▸ Task prompt: All the data must come back unchanged, except that pictures are left out.

▸ Material for the task:
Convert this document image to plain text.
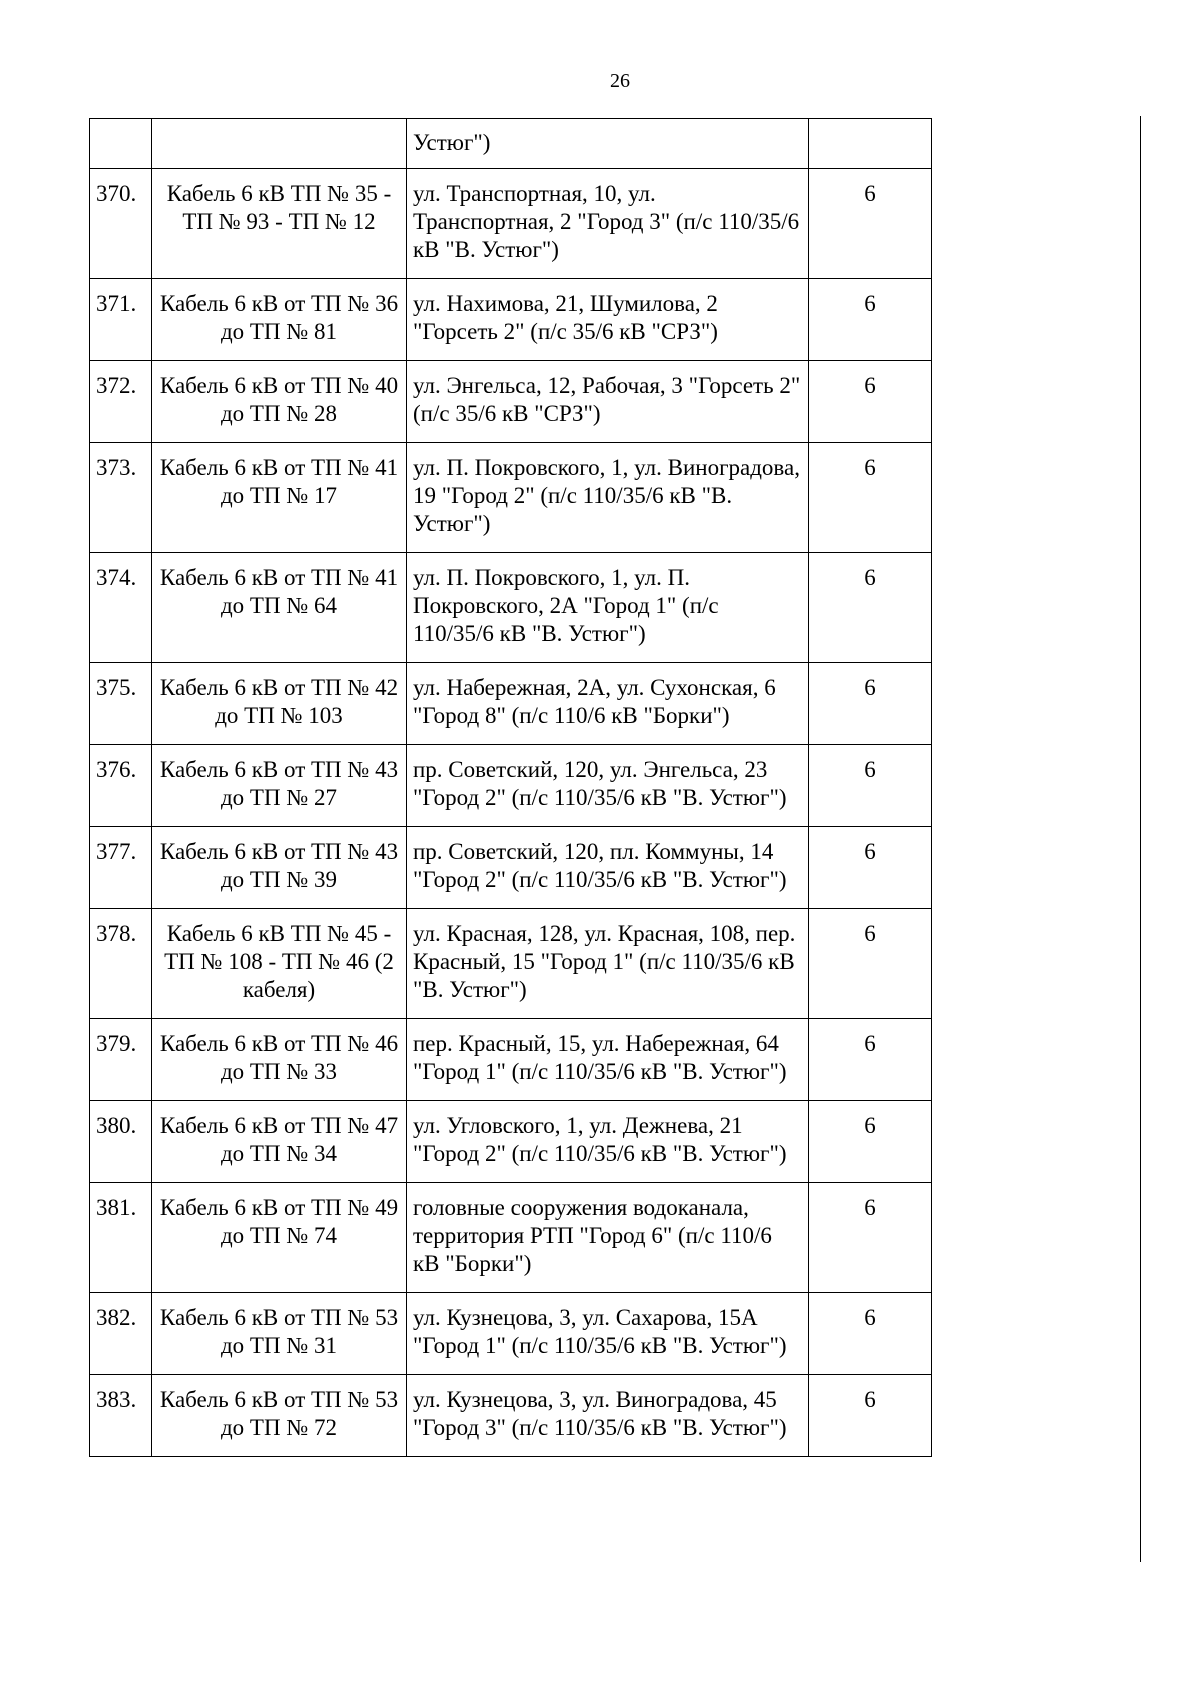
26
		Устюг")	
370.	Кабель 6 кВ ТП № 35 - ТП № 93 - ТП № 12	ул. Транспортная, 10, ул. Транспортная, 2 "Город 3" (п/с 110/35/6 кВ "В. Устюг")	6
371.	Кабель 6 кВ от ТП № 36 до ТП № 81	ул. Нахимова, 21, Шумилова, 2 "Горсеть 2" (п/с 35/6 кВ "СРЗ")	6
372.	Кабель 6 кВ от ТП № 40 до ТП № 28	ул. Энгельса, 12, Рабочая, 3 "Горсеть 2" (п/с 35/6 кВ "СРЗ")	6
373.	Кабель 6 кВ от ТП № 41 до ТП № 17	ул. П. Покровского, 1, ул. Виноградова, 19 "Город 2" (п/с 110/35/6 кВ "В. Устюг")	6
374.	Кабель 6 кВ от ТП № 41 до ТП № 64	ул. П. Покровского, 1, ул. П. Покровского, 2А "Город 1" (п/с 110/35/6 кВ "В. Устюг")	6
375.	Кабель 6 кВ от ТП № 42 до ТП № 103	ул. Набережная, 2А, ул. Сухонская, 6 "Город 8" (п/с 110/6 кВ "Борки")	6
376.	Кабель 6 кВ от ТП № 43 до ТП № 27	пр. Советский, 120, ул. Энгельса, 23 "Город 2" (п/с 110/35/6 кВ "В. Устюг")	6
377.	Кабель 6 кВ от ТП № 43 до ТП № 39	пр. Советский, 120, пл. Коммуны, 14 "Город 2" (п/с 110/35/6 кВ "В. Устюг")	6
378.	Кабель 6 кВ ТП № 45 - ТП № 108 - ТП № 46 (2 кабеля)	ул. Красная, 128, ул. Красная, 108, пер. Красный, 15 "Город 1" (п/с 110/35/6 кВ "В. Устюг")	6
379.	Кабель 6 кВ от ТП № 46 до ТП № 33	пер. Красный, 15, ул. Набережная, 64 "Город 1" (п/с 110/35/6 кВ "В. Устюг")	6
380.	Кабель 6 кВ от ТП № 47 до ТП № 34	ул. Угловского, 1, ул. Дежнева, 21 "Город 2" (п/с 110/35/6 кВ "В. Устюг")	6
381.	Кабель 6 кВ от ТП № 49 до ТП № 74	головные сооружения водоканала, территория РТП "Город 6" (п/с 110/6 кВ "Борки")	6
382.	Кабель 6 кВ от ТП № 53 до ТП № 31	ул. Кузнецова, 3, ул. Сахарова, 15А "Город 1" (п/с 110/35/6 кВ "В. Устюг")	6
383.	Кабель 6 кВ от ТП № 53 до ТП № 72	ул. Кузнецова, 3, ул. Виноградова, 45 "Город 3" (п/с 110/35/6 кВ "В. Устюг")	6
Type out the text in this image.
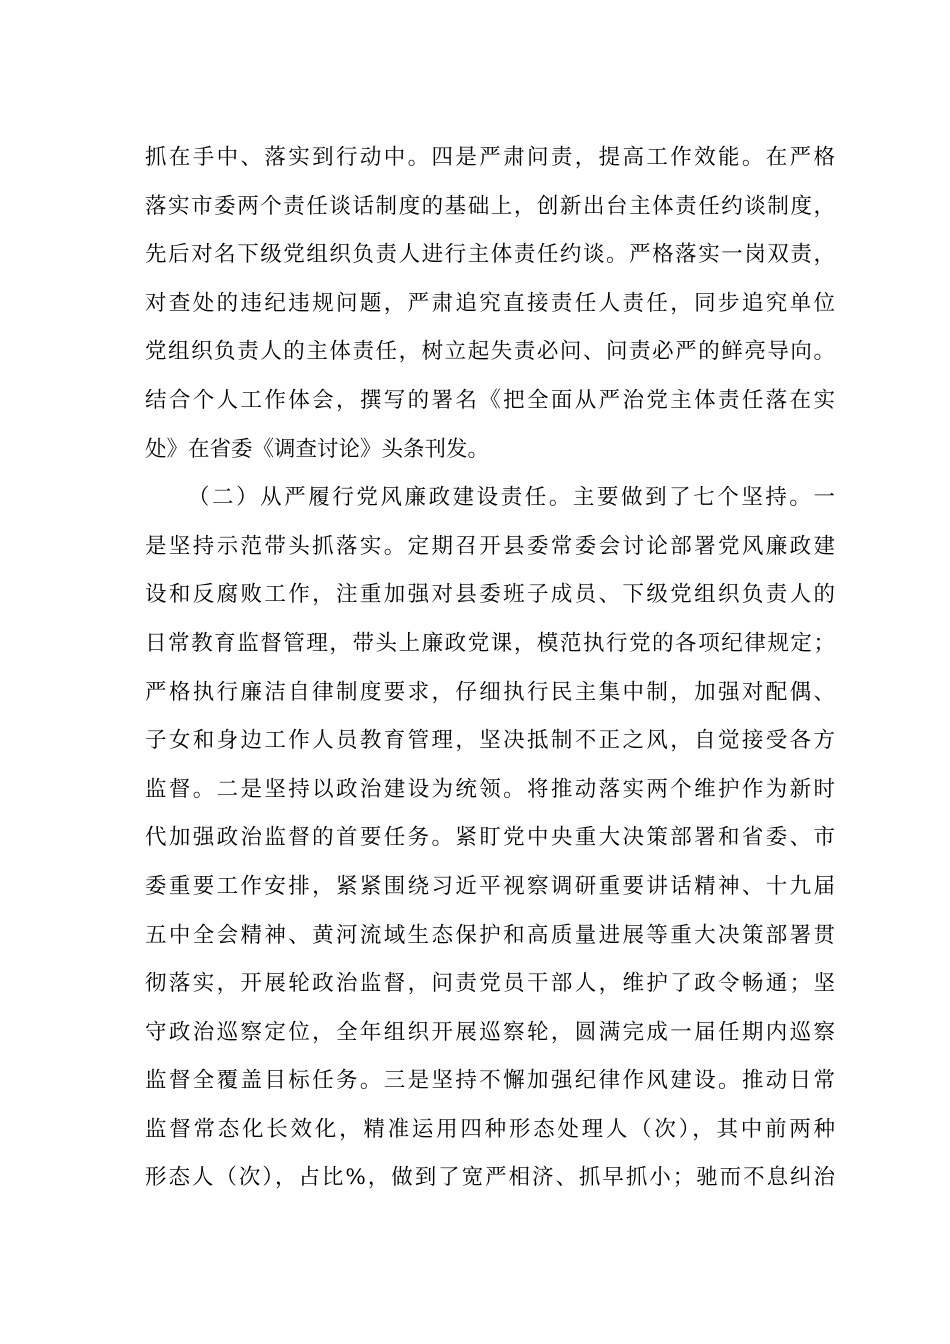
抓在手中、落实到行动中。四是严肃问责，提高工作效能。在严格
落实市委两个责任谈话制度的基础上，创新出台主体责任约谈制度，
先后对名下级党组织负责人进行主体责任约谈。严格落实一岗双责，
对查处的违纪违规问题，严肃追究直接责任人责任，同步追究单位
党组织负责人的主体责任，树立起失责必问、问责必严的鲜亮导向。
结合个人工作体会，撰写的署名《把全面从严治党主体责任落在实
处》在省委《调查讨论》头条刊发。
（二）从严履行党风廉政建设责任。主要做到了七个坚持。一
是坚持示范带头抓落实。定期召开县委常委会讨论部署党风廉政建
设和反腐败工作，注重加强对县委班子成员、下级党组织负责人的
日常教育监督管理，带头上廉政党课，模范执行党的各项纪律规定；
严格执行廉洁自律制度要求，仔细执行民主集中制，加强对配偶、
子女和身边工作人员教育管理，坚决抵制不正之风，自觉接受各方
监督。二是坚持以政治建设为统领。将推动落实两个维护作为新时
代加强政治监督的首要任务。紧盯党中央重大决策部署和省委、市
委重要工作安排，紧紧围绕习近平视察调研重要讲话精神、十九届
五中全会精神、黄河流域生态保护和高质量进展等重大决策部署贯
彻落实，开展轮政治监督，问责党员干部人，维护了政令畅通；坚
守政治巡察定位，全年组织开展巡察轮，圆满完成一届任期内巡察
监督全覆盖目标任务。三是坚持不懈加强纪律作风建设。推动日常
监督常态化长效化，精准运用四种形态处理人（次），其中前两种
形态人（次），占比%，做到了宽严相济、抓早抓小；驰而不息纠治
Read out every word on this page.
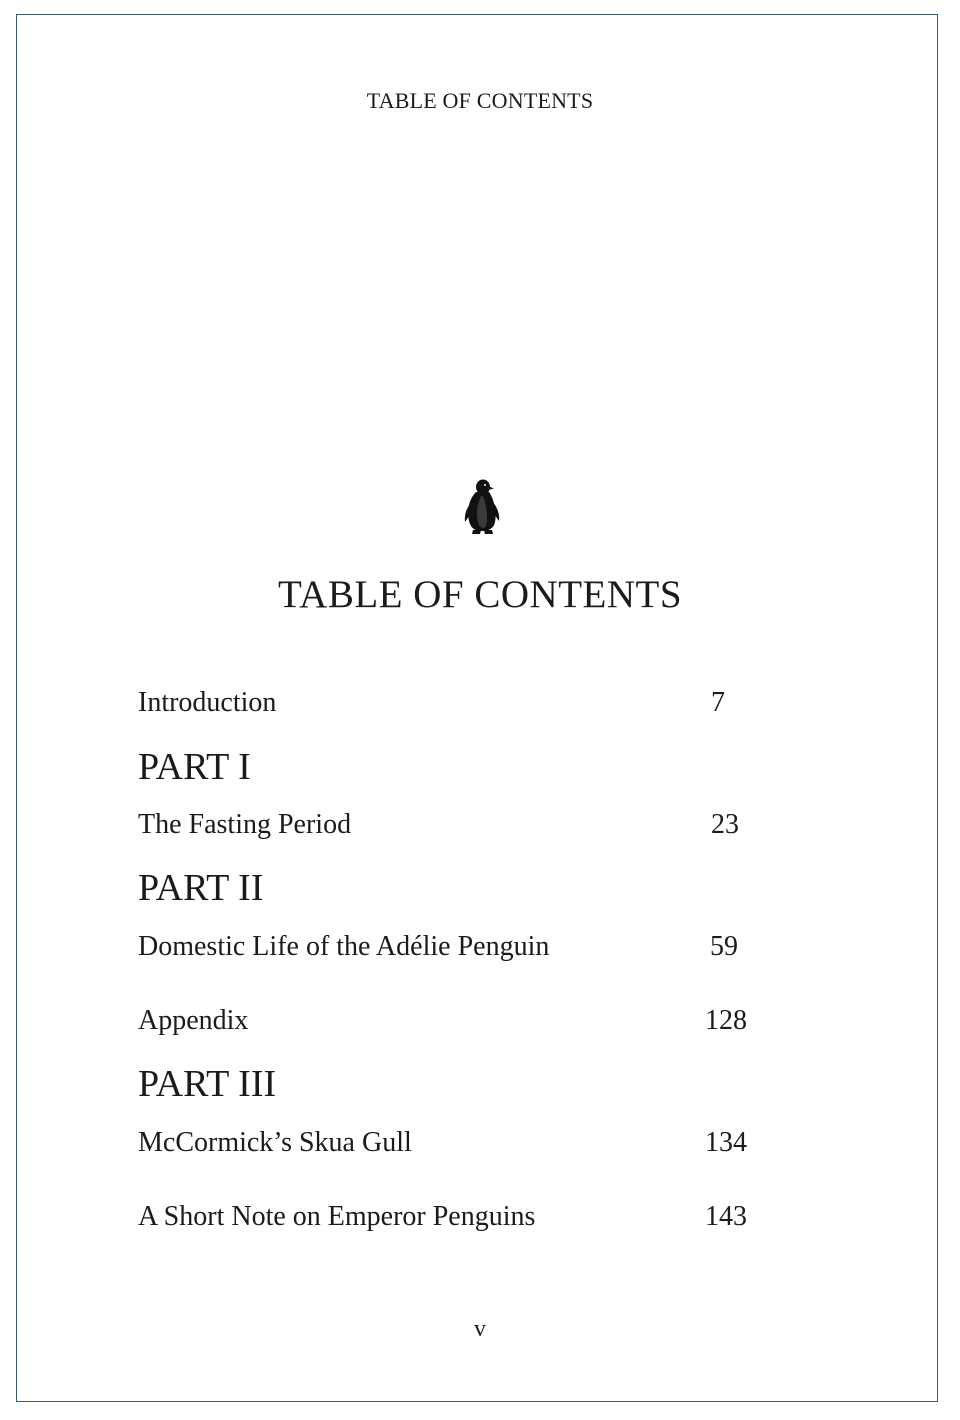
TABLE OF CONTENTS
TABLE OF CONTENTS
Introduction	7
PART I
The Fasting Period	23
PART II
Domestic Life of the Adélie Penguin	59
Appendix	128
PART III
McCormick’s Skua Gull	134
A Short Note on Emperor Penguins	143
v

▸ Result of this exercise:
Convert this document image to plain text.
26
		Устюг")	
370.	Кабель 6 кВ ТП № 35 - ТП № 93 - ТП № 12	ул. Транспортная, 10, ул. Транспортная, 2 "Город 3" (п/с 110/35/6 кВ "В. Устюг")	6
371.	Кабель 6 кВ от ТП № 36 до ТП № 81	ул. Нахимова, 21, Шумилова, 2 "Горсеть 2" (п/с 35/6 кВ "СРЗ")	6
372.	Кабель 6 кВ от ТП № 40 до ТП № 28	ул. Энгельса, 12, Рабочая, 3 "Горсеть 2" (п/с 35/6 кВ "СРЗ")	6
373.	Кабель 6 кВ от ТП № 41 до ТП № 17	ул. П. Покровского, 1, ул. Виноградова, 19 "Город 2" (п/с 110/35/6 кВ "В. Устюг")	6
374.	Кабель 6 кВ от ТП № 41 до ТП № 64	ул. П. Покровского, 1, ул. П. Покровского, 2А "Город 1" (п/с 110/35/6 кВ "В. Устюг")	6
375.	Кабель 6 кВ от ТП № 42 до ТП № 103	ул. Набережная, 2А, ул. Сухонская, 6 "Город 8" (п/с 110/6 кВ "Борки")	6
376.	Кабель 6 кВ от ТП № 43 до ТП № 27	пр. Советский, 120, ул. Энгельса, 23 "Город 2" (п/с 110/35/6 кВ "В. Устюг")	6
377.	Кабель 6 кВ от ТП № 43 до ТП № 39	пр. Советский, 120, пл. Коммуны, 14 "Город 2" (п/с 110/35/6 кВ "В. Устюг")	6
378.	Кабель 6 кВ ТП № 45 - ТП № 108 - ТП № 46 (2 кабеля)	ул. Красная, 128, ул. Красная, 108, пер. Красный, 15 "Город 1" (п/с 110/35/6 кВ "В. Устюг")	6
379.	Кабель 6 кВ от ТП № 46 до ТП № 33	пер. Красный, 15, ул. Набережная, 64 "Город 1" (п/с 110/35/6 кВ "В. Устюг")	6
380.	Кабель 6 кВ от ТП № 47 до ТП № 34	ул. Угловского, 1, ул. Дежнева, 21 "Город 2" (п/с 110/35/6 кВ "В. Устюг")	6
381.	Кабель 6 кВ от ТП № 49 до ТП № 74	головные сооружения водоканала, территория РТП "Город 6" (п/с 110/6 кВ "Борки")	6
382.	Кабель 6 кВ от ТП № 53 до ТП № 31	ул. Кузнецова, 3, ул. Сахарова, 15А "Город 1" (п/с 110/35/6 кВ "В. Устюг")	6
383.	Кабель 6 кВ от ТП № 53 до ТП № 72	ул. Кузнецова, 3, ул. Виноградова, 45 "Город 3" (п/с 110/35/6 кВ "В. Устюг")	6
Type out the text in this image.
抓在手中、落实到行动中。四是严肃问责，提高工作效能。在严格
落实市委两个责任谈话制度的基础上，创新出台主体责任约谈制度，
先后对名下级党组织负责人进行主体责任约谈。严格落实一岗双责，
对查处的违纪违规问题，严肃追究直接责任人责任，同步追究单位
党组织负责人的主体责任，树立起失责必问、问责必严的鲜亮导向。
结合个人工作体会，撰写的署名《把全面从严治党主体责任落在实
处》在省委《调查讨论》头条刊发。
（二）从严履行党风廉政建设责任。主要做到了七个坚持。一
是坚持示范带头抓落实。定期召开县委常委会讨论部署党风廉政建
设和反腐败工作，注重加强对县委班子成员、下级党组织负责人的
日常教育监督管理，带头上廉政党课，模范执行党的各项纪律规定；
严格执行廉洁自律制度要求，仔细执行民主集中制，加强对配偶、
子女和身边工作人员教育管理，坚决抵制不正之风，自觉接受各方
监督。二是坚持以政治建设为统领。将推动落实两个维护作为新时
代加强政治监督的首要任务。紧盯党中央重大决策部署和省委、市
委重要工作安排，紧紧围绕习近平视察调研重要讲话精神、十九届
五中全会精神、黄河流域生态保护和高质量进展等重大决策部署贯
彻落实，开展轮政治监督，问责党员干部人，维护了政令畅通；坚
守政治巡察定位，全年组织开展巡察轮，圆满完成一届任期内巡察
监督全覆盖目标任务。三是坚持不懈加强纪律作风建设。推动日常
监督常态化长效化，精准运用四种形态处理人（次），其中前两种
形态人（次），占比%，做到了宽严相济、抓早抓小；驰而不息纠治
Read out every word on this page.
TABLE OF CONTENTS
TABLE OF CONTENTS
Introduction	7
PART I
The Fasting Period	23
PART II
Domestic Life of the Adélie Penguin	59
Appendix	128
PART III
McCormick’s Skua Gull	134
A Short Note on Emperor Penguins	143
v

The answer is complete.